» Task description: Select from the records below every line that has the word "analysis" in it.

----------

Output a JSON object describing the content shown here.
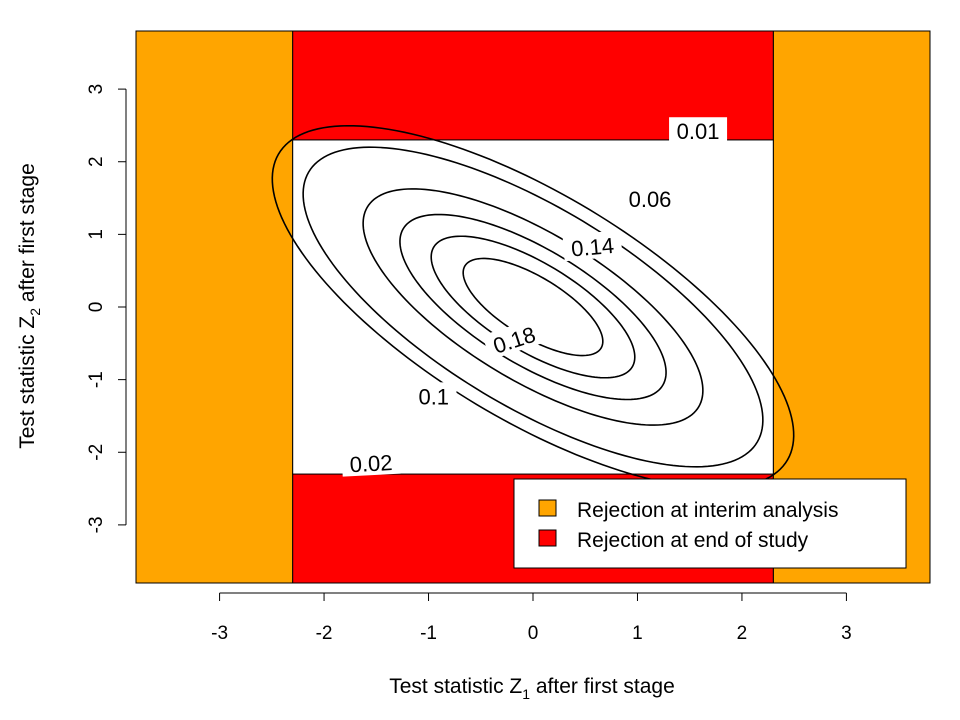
{
  "chart_data": {
    "type": "contour",
    "xlabel": {
      "prefix": "Test statistic Z",
      "sub": "1",
      "suffix": " after first stage"
    },
    "ylabel": {
      "prefix": "Test statistic Z",
      "sub": "2",
      "suffix": " after first stage"
    },
    "xlim": [
      -3.8,
      3.8
    ],
    "ylim": [
      -3.8,
      3.8
    ],
    "xticks": [
      -3,
      -2,
      -1,
      0,
      1,
      2,
      3
    ],
    "yticks": [
      -3,
      -2,
      -1,
      0,
      1,
      2,
      3
    ],
    "grid": false,
    "regions": [
      {
        "name": "Rejection at interim analysis",
        "color": "#FFA500",
        "condition": "|Z1| > 2.3"
      },
      {
        "name": "Rejection at end of study",
        "color": "#FF0000",
        "condition": "|Z1| <= 2.3 and |Z2| > 2.3"
      }
    ],
    "boundary": 2.3,
    "density": {
      "distribution": "bivariate normal",
      "mean": [
        0,
        0
      ],
      "sd": [
        1,
        1
      ],
      "correlation": 0.707
    },
    "contour_levels": [
      0.01,
      0.02,
      0.06,
      0.1,
      0.14,
      0.18
    ],
    "contour_labels": [
      {
        "level": "0.01",
        "x": 1.58,
        "y": 2.42,
        "rotate": 0
      },
      {
        "level": "0.06",
        "x": 1.12,
        "y": 1.49,
        "rotate": 0
      },
      {
        "level": "0.14",
        "x": 0.57,
        "y": 0.83,
        "rotate": -5
      },
      {
        "level": "0.18",
        "x": -0.18,
        "y": -0.45,
        "rotate": -18
      },
      {
        "level": "0.1",
        "x": -0.95,
        "y": -1.23,
        "rotate": 0
      },
      {
        "level": "0.02",
        "x": -1.55,
        "y": -2.15,
        "rotate": -3
      }
    ],
    "legend": {
      "position": "bottom-right",
      "entries": [
        {
          "label": "Rejection at interim analysis",
          "color": "#FFA500"
        },
        {
          "label": "Rejection at end of study",
          "color": "#FF0000"
        }
      ]
    }
  }
}
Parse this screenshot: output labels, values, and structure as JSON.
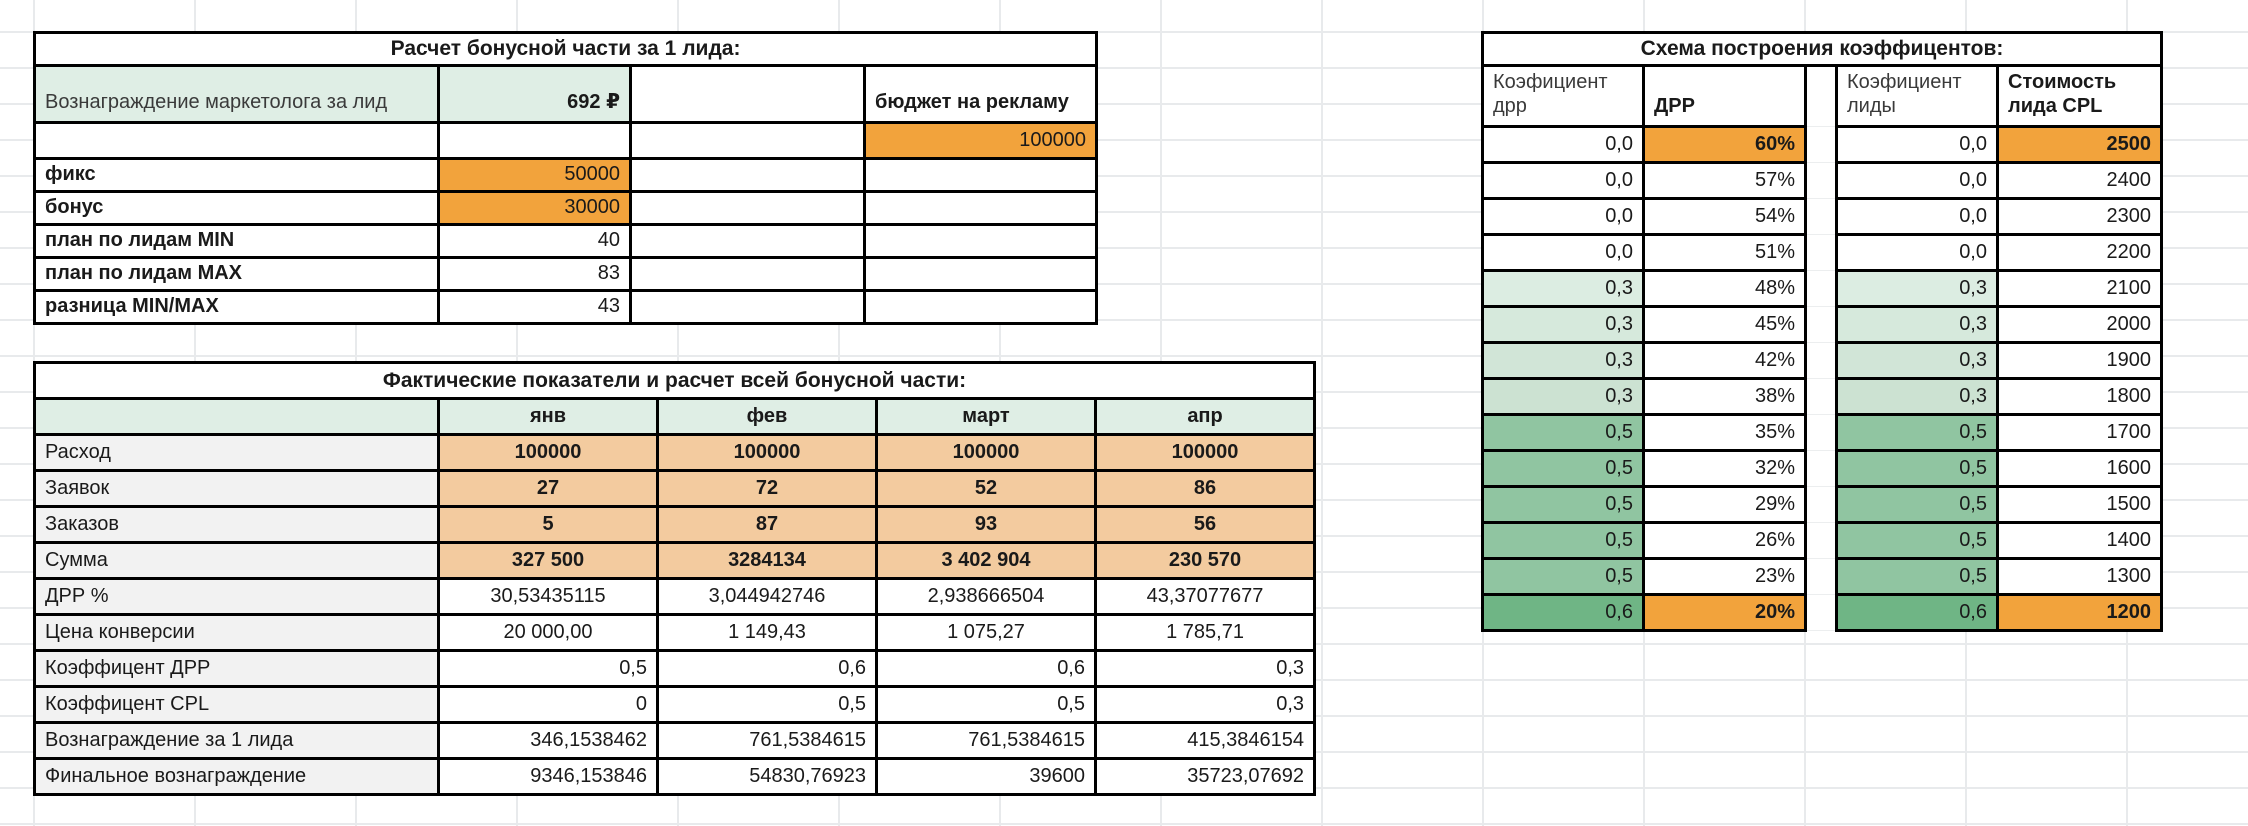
{
  "top_table": {
    "title": "Расчет бонусной части за 1 лида:",
    "reward_label": "Вознаграждение маркетолога за лид",
    "reward_value": "692 ₽",
    "budget_label": "бюджет на рекламу",
    "budget_value": "100000",
    "rows": [
      {
        "label": "фикс",
        "value": "50000",
        "highlight": true
      },
      {
        "label": "бонус",
        "value": "30000",
        "highlight": true
      },
      {
        "label": "план по лидам MIN",
        "value": "40",
        "highlight": false
      },
      {
        "label": "план по лидам MAX",
        "value": "83",
        "highlight": false
      },
      {
        "label": "разница MIN/MAX",
        "value": "43",
        "highlight": false
      }
    ]
  },
  "facts_table": {
    "title": "Фактические показатели и расчет всей бонусной части:",
    "months": [
      "янв",
      "фев",
      "март",
      "апр"
    ],
    "rows": [
      {
        "label": "Расход",
        "values": [
          "100000",
          "100000",
          "100000",
          "100000"
        ],
        "style": "orange"
      },
      {
        "label": "Заявок",
        "values": [
          "27",
          "72",
          "52",
          "86"
        ],
        "style": "orange"
      },
      {
        "label": "Заказов",
        "values": [
          "5",
          "87",
          "93",
          "56"
        ],
        "style": "orange"
      },
      {
        "label": "Сумма",
        "values": [
          "327 500",
          "3284134",
          "3 402 904",
          "230 570"
        ],
        "style": "orange"
      },
      {
        "label": "ДРР %",
        "values": [
          "30,53435115",
          "3,044942746",
          "2,938666504",
          "43,37077677"
        ],
        "style": "center"
      },
      {
        "label": "Цена конверсии",
        "values": [
          "20 000,00",
          "1 149,43",
          "1 075,27",
          "1 785,71"
        ],
        "style": "center"
      },
      {
        "label": "Коэффицент ДРР",
        "values": [
          "0,5",
          "0,6",
          "0,6",
          "0,3"
        ],
        "style": "right"
      },
      {
        "label": "Коэффицент CPL",
        "values": [
          "0",
          "0,5",
          "0,5",
          "0,3"
        ],
        "style": "right"
      },
      {
        "label": "Вознаграждение за 1 лида",
        "values": [
          "346,1538462",
          "761,5384615",
          "761,5384615",
          "415,3846154"
        ],
        "style": "right"
      },
      {
        "label": "Финальное вознаграждение",
        "values": [
          "9346,153846",
          "54830,76923",
          "39600",
          "35723,07692"
        ],
        "style": "right"
      }
    ]
  },
  "scheme_table": {
    "title": "Схема построения коэффицентов:",
    "drr_coef_header": "Коэфициент дрр",
    "drr_header": "ДРР",
    "cpl_coef_header": "Коэфициент лиды",
    "cpl_header": "Стоимость лида CPL",
    "rows": [
      {
        "coef": "0,0",
        "drr": "60%",
        "cpl": "2500",
        "tint": "t0",
        "highlight": true
      },
      {
        "coef": "0,0",
        "drr": "57%",
        "cpl": "2400",
        "tint": "t0",
        "highlight": false
      },
      {
        "coef": "0,0",
        "drr": "54%",
        "cpl": "2300",
        "tint": "t0",
        "highlight": false
      },
      {
        "coef": "0,0",
        "drr": "51%",
        "cpl": "2200",
        "tint": "t0",
        "highlight": false
      },
      {
        "coef": "0,3",
        "drr": "48%",
        "cpl": "2100",
        "tint": "t1",
        "highlight": false
      },
      {
        "coef": "0,3",
        "drr": "45%",
        "cpl": "2000",
        "tint": "t2",
        "highlight": false
      },
      {
        "coef": "0,3",
        "drr": "42%",
        "cpl": "1900",
        "tint": "t3",
        "highlight": false
      },
      {
        "coef": "0,3",
        "drr": "38%",
        "cpl": "1800",
        "tint": "t4",
        "highlight": false
      },
      {
        "coef": "0,5",
        "drr": "35%",
        "cpl": "1700",
        "tint": "t5",
        "highlight": false
      },
      {
        "coef": "0,5",
        "drr": "32%",
        "cpl": "1600",
        "tint": "t5",
        "highlight": false
      },
      {
        "coef": "0,5",
        "drr": "29%",
        "cpl": "1500",
        "tint": "t5",
        "highlight": false
      },
      {
        "coef": "0,5",
        "drr": "26%",
        "cpl": "1400",
        "tint": "t5",
        "highlight": false
      },
      {
        "coef": "0,5",
        "drr": "23%",
        "cpl": "1300",
        "tint": "t5",
        "highlight": false
      },
      {
        "coef": "0,6",
        "drr": "20%",
        "cpl": "1200",
        "tint": "t6",
        "highlight": true
      }
    ]
  },
  "colors": {
    "orange_accent": "#F2A33C",
    "light_orange": "#F3CB9F",
    "mint_header": "#DFEEE5",
    "label_gray": "#F2F2F2",
    "green_03_shades": [
      "#DCEDE2",
      "#D6E9DC",
      "#D1E5D7",
      "#CCE2D2"
    ],
    "green_05": "#90C5A1",
    "green_06": "#6FB585",
    "gridline": "#E8EAEC",
    "cell_border": "#000000"
  }
}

----------

» Result below:
        "name": "Rejection at interim analysis",
          "label": "Rejection at interim analysis",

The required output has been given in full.